## What is asked
Report only the number of lines that hold the word "altas".

## Dataset
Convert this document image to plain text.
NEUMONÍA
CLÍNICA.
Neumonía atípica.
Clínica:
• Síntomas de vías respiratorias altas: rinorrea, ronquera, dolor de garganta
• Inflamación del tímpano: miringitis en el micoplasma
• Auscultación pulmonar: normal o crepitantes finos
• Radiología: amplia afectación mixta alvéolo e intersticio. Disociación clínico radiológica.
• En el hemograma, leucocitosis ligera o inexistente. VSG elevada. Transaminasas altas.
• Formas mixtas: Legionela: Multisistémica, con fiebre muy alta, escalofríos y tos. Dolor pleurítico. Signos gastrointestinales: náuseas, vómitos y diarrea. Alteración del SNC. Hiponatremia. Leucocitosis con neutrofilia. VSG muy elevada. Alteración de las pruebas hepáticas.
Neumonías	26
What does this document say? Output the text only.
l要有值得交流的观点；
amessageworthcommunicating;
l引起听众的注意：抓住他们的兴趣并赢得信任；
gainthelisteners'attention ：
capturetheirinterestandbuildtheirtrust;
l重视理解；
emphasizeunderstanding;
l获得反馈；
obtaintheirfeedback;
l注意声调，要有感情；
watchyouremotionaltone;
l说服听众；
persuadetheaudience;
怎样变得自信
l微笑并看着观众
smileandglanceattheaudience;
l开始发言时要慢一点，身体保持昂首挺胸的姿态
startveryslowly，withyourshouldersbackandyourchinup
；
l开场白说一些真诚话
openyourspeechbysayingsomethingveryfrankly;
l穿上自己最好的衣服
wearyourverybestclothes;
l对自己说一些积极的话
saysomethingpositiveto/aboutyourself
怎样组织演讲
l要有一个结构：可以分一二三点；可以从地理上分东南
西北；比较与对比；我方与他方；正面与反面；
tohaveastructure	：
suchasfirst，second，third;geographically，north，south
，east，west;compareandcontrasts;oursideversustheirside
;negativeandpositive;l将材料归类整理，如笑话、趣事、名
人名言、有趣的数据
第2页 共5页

## Written solution
2